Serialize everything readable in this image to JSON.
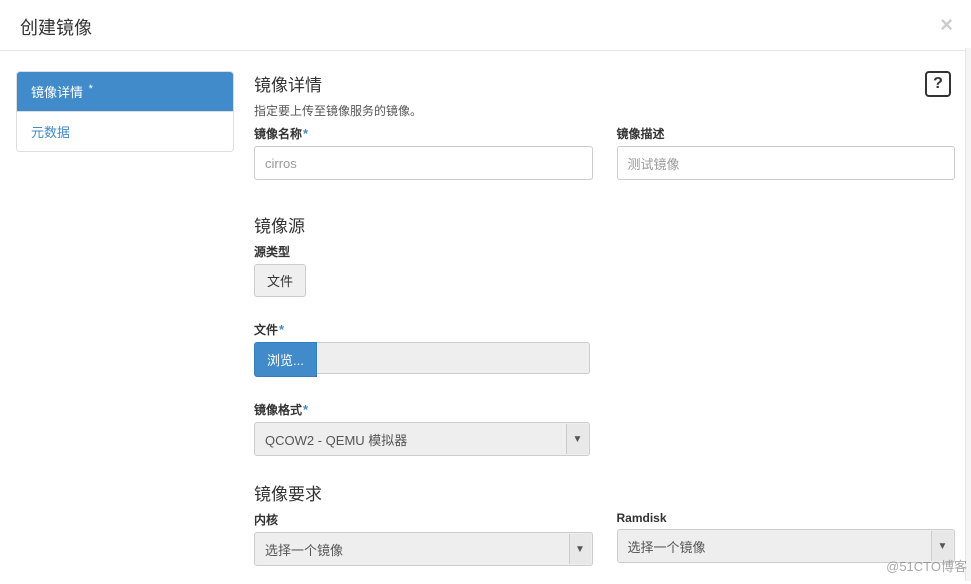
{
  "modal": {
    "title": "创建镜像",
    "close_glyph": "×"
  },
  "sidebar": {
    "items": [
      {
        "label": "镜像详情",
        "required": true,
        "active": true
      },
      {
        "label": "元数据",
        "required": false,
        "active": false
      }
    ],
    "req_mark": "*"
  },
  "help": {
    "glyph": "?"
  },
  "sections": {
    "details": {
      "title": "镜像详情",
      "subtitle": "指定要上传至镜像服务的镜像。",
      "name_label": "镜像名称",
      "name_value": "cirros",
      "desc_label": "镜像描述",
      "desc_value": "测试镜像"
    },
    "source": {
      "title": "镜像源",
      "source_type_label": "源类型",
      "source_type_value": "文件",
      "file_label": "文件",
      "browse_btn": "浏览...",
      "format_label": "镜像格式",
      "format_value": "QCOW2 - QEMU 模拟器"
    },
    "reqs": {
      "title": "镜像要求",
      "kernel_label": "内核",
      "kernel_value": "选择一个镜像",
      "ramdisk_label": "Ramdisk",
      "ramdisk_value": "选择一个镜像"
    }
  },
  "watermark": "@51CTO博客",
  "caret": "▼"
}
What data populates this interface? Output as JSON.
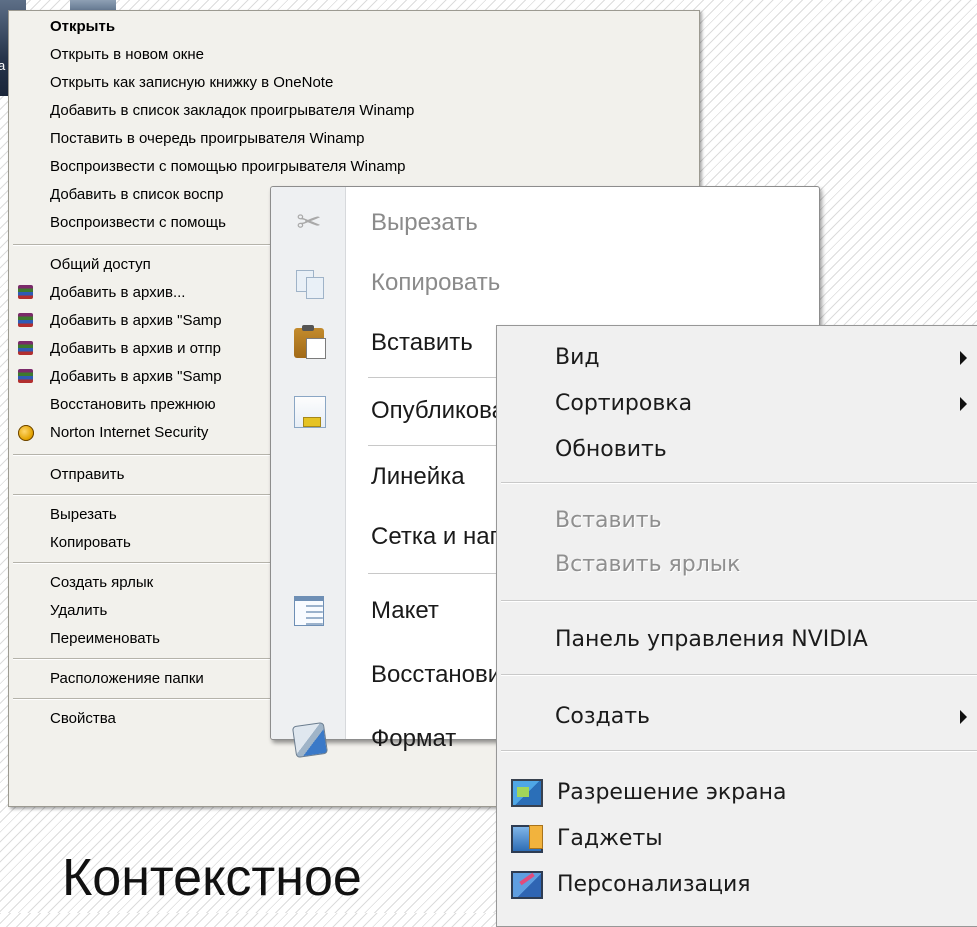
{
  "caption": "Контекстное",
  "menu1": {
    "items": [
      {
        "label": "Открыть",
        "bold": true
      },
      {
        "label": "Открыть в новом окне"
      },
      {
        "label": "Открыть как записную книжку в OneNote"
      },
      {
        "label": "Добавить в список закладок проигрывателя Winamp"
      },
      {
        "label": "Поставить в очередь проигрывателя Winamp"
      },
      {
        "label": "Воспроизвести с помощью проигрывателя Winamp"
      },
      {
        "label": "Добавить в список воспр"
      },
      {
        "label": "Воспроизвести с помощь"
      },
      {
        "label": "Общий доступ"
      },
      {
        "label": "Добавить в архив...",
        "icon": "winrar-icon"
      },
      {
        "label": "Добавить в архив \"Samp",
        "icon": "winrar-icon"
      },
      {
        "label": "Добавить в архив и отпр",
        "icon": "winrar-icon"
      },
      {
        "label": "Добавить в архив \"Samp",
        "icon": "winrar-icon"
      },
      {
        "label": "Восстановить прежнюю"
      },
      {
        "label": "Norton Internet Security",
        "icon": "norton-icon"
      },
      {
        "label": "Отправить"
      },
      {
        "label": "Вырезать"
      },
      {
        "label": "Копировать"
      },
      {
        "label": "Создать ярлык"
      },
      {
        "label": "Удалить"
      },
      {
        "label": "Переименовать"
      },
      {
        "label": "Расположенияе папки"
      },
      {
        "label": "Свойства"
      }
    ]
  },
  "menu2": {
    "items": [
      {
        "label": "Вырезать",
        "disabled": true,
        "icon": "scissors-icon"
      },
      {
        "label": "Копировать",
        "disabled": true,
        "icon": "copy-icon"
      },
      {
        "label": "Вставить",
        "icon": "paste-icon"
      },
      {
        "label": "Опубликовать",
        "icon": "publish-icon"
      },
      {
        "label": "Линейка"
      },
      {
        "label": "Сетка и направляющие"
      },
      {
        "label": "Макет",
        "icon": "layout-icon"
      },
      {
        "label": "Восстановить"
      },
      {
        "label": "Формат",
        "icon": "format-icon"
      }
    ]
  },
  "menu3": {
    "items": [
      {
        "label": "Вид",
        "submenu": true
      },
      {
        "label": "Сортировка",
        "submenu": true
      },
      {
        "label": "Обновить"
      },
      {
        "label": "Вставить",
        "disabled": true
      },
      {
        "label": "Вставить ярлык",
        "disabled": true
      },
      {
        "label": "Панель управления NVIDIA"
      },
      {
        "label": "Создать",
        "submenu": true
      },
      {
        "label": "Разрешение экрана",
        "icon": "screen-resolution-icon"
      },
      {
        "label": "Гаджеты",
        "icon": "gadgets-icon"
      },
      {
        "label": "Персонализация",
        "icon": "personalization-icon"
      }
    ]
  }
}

==

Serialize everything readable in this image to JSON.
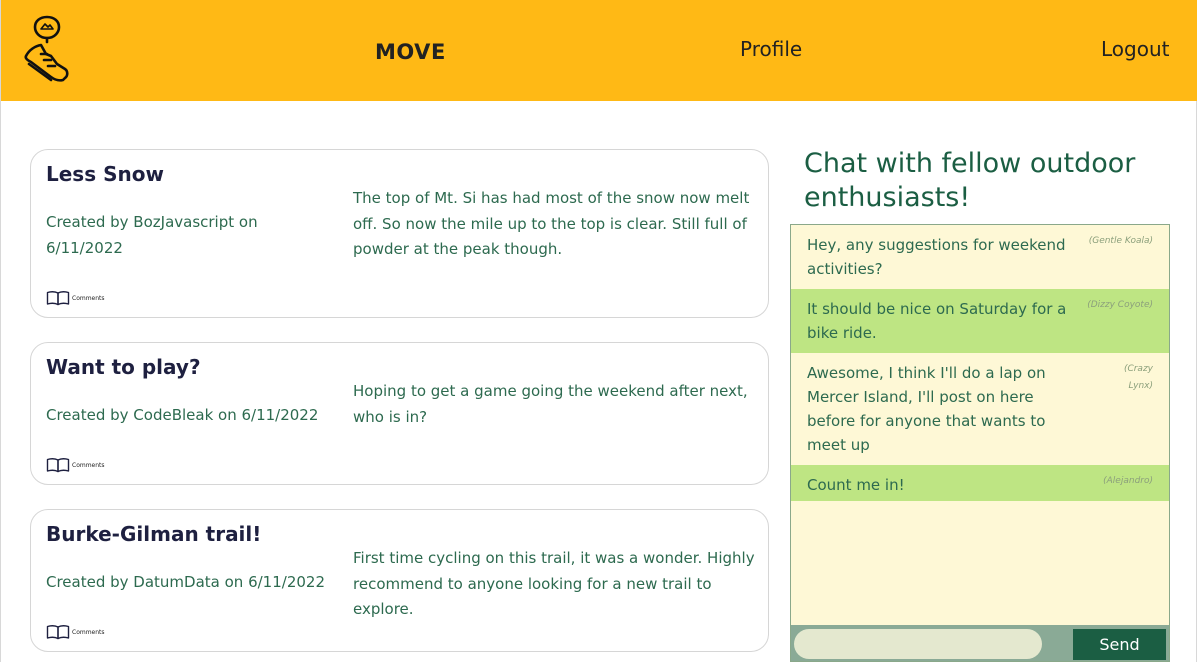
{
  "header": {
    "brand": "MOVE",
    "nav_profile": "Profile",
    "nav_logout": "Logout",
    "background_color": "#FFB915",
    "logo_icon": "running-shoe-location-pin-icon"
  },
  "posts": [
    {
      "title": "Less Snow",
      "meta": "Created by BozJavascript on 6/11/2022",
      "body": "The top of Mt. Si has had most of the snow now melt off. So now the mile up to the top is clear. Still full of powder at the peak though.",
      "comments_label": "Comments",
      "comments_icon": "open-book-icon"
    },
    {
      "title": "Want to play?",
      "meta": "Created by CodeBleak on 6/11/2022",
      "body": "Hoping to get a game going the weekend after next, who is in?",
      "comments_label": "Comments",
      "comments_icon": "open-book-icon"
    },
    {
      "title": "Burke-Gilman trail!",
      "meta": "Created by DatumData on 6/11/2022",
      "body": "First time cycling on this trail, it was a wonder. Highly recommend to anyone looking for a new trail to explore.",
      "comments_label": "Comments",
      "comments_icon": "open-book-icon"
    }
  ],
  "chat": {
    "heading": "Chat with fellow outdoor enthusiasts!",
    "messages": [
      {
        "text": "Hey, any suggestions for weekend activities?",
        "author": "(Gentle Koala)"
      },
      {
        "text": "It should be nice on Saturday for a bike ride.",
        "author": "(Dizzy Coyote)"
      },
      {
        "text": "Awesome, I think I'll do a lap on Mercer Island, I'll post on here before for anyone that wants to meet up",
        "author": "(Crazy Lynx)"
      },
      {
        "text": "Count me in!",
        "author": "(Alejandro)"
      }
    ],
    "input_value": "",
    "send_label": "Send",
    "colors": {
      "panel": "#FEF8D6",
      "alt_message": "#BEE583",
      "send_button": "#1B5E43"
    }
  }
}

* Exercise directions: Tally the lines of the listing above that include the word "список". Answer with the number alone.

* Expected answer: 2